— START —

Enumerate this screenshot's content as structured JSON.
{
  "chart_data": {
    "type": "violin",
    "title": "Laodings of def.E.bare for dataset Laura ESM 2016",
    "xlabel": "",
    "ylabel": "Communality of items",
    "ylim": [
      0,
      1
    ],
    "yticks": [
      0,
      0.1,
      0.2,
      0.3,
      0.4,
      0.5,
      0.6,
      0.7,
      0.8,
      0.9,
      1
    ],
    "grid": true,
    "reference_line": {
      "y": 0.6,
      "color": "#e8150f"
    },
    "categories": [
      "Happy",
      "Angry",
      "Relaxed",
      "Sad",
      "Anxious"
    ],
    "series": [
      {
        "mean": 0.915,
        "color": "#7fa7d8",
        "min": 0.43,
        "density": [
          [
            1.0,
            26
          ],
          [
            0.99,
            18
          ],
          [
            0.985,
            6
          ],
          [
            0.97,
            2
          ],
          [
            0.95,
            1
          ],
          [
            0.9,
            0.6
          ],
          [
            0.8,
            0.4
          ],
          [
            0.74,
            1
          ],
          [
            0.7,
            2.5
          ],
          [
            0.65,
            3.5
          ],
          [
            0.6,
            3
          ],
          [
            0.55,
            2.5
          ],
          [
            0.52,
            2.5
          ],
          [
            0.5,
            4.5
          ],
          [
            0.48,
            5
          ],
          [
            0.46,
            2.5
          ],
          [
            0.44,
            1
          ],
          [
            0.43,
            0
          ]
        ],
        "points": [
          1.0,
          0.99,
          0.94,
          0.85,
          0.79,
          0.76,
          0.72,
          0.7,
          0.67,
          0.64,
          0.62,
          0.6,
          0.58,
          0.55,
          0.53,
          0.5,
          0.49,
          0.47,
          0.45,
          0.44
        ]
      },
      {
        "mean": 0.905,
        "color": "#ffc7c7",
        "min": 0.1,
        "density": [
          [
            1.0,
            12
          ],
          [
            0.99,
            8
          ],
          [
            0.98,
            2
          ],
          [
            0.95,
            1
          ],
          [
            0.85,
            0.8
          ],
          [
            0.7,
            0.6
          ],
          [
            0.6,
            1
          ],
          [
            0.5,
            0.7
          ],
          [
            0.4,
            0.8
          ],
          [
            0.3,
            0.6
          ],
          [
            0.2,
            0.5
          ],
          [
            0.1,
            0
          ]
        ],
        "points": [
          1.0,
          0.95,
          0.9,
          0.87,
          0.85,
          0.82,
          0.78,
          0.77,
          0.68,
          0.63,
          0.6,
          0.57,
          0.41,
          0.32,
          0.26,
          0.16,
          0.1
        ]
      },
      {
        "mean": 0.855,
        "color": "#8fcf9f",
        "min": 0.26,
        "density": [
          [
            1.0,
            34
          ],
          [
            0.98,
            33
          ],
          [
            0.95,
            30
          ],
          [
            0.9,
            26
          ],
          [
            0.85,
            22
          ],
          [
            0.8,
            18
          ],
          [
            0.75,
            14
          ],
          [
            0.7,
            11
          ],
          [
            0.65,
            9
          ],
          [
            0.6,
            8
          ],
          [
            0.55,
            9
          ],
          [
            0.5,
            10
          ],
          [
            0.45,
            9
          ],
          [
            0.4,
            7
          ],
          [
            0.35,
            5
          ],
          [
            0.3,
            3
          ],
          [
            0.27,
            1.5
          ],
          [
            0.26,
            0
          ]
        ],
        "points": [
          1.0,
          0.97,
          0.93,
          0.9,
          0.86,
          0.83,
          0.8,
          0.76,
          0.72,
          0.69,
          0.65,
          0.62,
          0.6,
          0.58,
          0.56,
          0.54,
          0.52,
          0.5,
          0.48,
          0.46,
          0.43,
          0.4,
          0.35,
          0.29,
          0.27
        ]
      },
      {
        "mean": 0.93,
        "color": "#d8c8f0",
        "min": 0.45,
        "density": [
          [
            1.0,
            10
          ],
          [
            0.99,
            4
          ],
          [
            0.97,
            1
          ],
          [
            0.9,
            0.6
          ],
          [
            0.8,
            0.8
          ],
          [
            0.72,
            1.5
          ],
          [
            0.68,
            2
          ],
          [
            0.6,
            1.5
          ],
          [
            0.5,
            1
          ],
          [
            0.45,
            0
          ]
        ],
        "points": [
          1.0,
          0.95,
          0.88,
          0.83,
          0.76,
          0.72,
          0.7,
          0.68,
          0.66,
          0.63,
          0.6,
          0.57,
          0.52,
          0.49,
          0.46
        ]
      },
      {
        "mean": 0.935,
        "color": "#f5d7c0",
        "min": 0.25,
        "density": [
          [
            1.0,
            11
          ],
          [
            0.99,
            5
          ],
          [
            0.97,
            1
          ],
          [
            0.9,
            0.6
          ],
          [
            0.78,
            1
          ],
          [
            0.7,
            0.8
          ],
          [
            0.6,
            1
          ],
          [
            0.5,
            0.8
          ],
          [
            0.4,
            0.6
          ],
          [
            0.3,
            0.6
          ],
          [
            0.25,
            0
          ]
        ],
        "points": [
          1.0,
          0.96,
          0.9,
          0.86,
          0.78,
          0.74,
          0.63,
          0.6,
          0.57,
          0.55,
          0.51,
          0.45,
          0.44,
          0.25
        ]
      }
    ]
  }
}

— END —

- WRITTEN INSTRUCTION
Retype the material in full. Each word must match.

- EXERCISE ANSWER
Enumerate this screenshot's content as structured JSON.
{
  "chart_data": {
    "type": "violin",
    "title": "Laodings of def.E.bare for dataset Laura ESM 2016",
    "xlabel": "",
    "ylabel": "Communality of items",
    "ylim": [
      0,
      1
    ],
    "yticks": [
      0,
      0.1,
      0.2,
      0.3,
      0.4,
      0.5,
      0.6,
      0.7,
      0.8,
      0.9,
      1
    ],
    "grid": true,
    "reference_line": {
      "y": 0.6,
      "color": "#e8150f"
    },
    "categories": [
      "Happy",
      "Angry",
      "Relaxed",
      "Sad",
      "Anxious"
    ],
    "series": [
      {
        "mean": 0.915,
        "color": "#7fa7d8",
        "min": 0.43,
        "density": [
          [
            1.0,
            26
          ],
          [
            0.99,
            18
          ],
          [
            0.985,
            6
          ],
          [
            0.97,
            2
          ],
          [
            0.95,
            1
          ],
          [
            0.9,
            0.6
          ],
          [
            0.8,
            0.4
          ],
          [
            0.74,
            1
          ],
          [
            0.7,
            2.5
          ],
          [
            0.65,
            3.5
          ],
          [
            0.6,
            3
          ],
          [
            0.55,
            2.5
          ],
          [
            0.52,
            2.5
          ],
          [
            0.5,
            4.5
          ],
          [
            0.48,
            5
          ],
          [
            0.46,
            2.5
          ],
          [
            0.44,
            1
          ],
          [
            0.43,
            0
          ]
        ],
        "points": [
          1.0,
          0.99,
          0.94,
          0.85,
          0.79,
          0.76,
          0.72,
          0.7,
          0.67,
          0.64,
          0.62,
          0.6,
          0.58,
          0.55,
          0.53,
          0.5,
          0.49,
          0.47,
          0.45,
          0.44
        ]
      },
      {
        "mean": 0.905,
        "color": "#ffc7c7",
        "min": 0.1,
        "density": [
          [
            1.0,
            12
          ],
          [
            0.99,
            8
          ],
          [
            0.98,
            2
          ],
          [
            0.95,
            1
          ],
          [
            0.85,
            0.8
          ],
          [
            0.7,
            0.6
          ],
          [
            0.6,
            1
          ],
          [
            0.5,
            0.7
          ],
          [
            0.4,
            0.8
          ],
          [
            0.3,
            0.6
          ],
          [
            0.2,
            0.5
          ],
          [
            0.1,
            0
          ]
        ],
        "points": [
          1.0,
          0.95,
          0.9,
          0.87,
          0.85,
          0.82,
          0.78,
          0.77,
          0.68,
          0.63,
          0.6,
          0.57,
          0.41,
          0.32,
          0.26,
          0.16,
          0.1
        ]
      },
      {
        "mean": 0.855,
        "color": "#8fcf9f",
        "min": 0.26,
        "density": [
          [
            1.0,
            34
          ],
          [
            0.98,
            33
          ],
          [
            0.95,
            30
          ],
          [
            0.9,
            26
          ],
          [
            0.85,
            22
          ],
          [
            0.8,
            18
          ],
          [
            0.75,
            14
          ],
          [
            0.7,
            11
          ],
          [
            0.65,
            9
          ],
          [
            0.6,
            8
          ],
          [
            0.55,
            9
          ],
          [
            0.5,
            10
          ],
          [
            0.45,
            9
          ],
          [
            0.4,
            7
          ],
          [
            0.35,
            5
          ],
          [
            0.3,
            3
          ],
          [
            0.27,
            1.5
          ],
          [
            0.26,
            0
          ]
        ],
        "points": [
          1.0,
          0.97,
          0.93,
          0.9,
          0.86,
          0.83,
          0.8,
          0.76,
          0.72,
          0.69,
          0.65,
          0.62,
          0.6,
          0.58,
          0.56,
          0.54,
          0.52,
          0.5,
          0.48,
          0.46,
          0.43,
          0.4,
          0.35,
          0.29,
          0.27
        ]
      },
      {
        "mean": 0.93,
        "color": "#d8c8f0",
        "min": 0.45,
        "density": [
          [
            1.0,
            10
          ],
          [
            0.99,
            4
          ],
          [
            0.97,
            1
          ],
          [
            0.9,
            0.6
          ],
          [
            0.8,
            0.8
          ],
          [
            0.72,
            1.5
          ],
          [
            0.68,
            2
          ],
          [
            0.6,
            1.5
          ],
          [
            0.5,
            1
          ],
          [
            0.45,
            0
          ]
        ],
        "points": [
          1.0,
          0.95,
          0.88,
          0.83,
          0.76,
          0.72,
          0.7,
          0.68,
          0.66,
          0.63,
          0.6,
          0.57,
          0.52,
          0.49,
          0.46
        ]
      },
      {
        "mean": 0.935,
        "color": "#f5d7c0",
        "min": 0.25,
        "density": [
          [
            1.0,
            11
          ],
          [
            0.99,
            5
          ],
          [
            0.97,
            1
          ],
          [
            0.9,
            0.6
          ],
          [
            0.78,
            1
          ],
          [
            0.7,
            0.8
          ],
          [
            0.6,
            1
          ],
          [
            0.5,
            0.8
          ],
          [
            0.4,
            0.6
          ],
          [
            0.3,
            0.6
          ],
          [
            0.25,
            0
          ]
        ],
        "points": [
          1.0,
          0.96,
          0.9,
          0.86,
          0.78,
          0.74,
          0.63,
          0.6,
          0.57,
          0.55,
          0.51,
          0.45,
          0.44,
          0.25
        ]
      }
    ]
  }
}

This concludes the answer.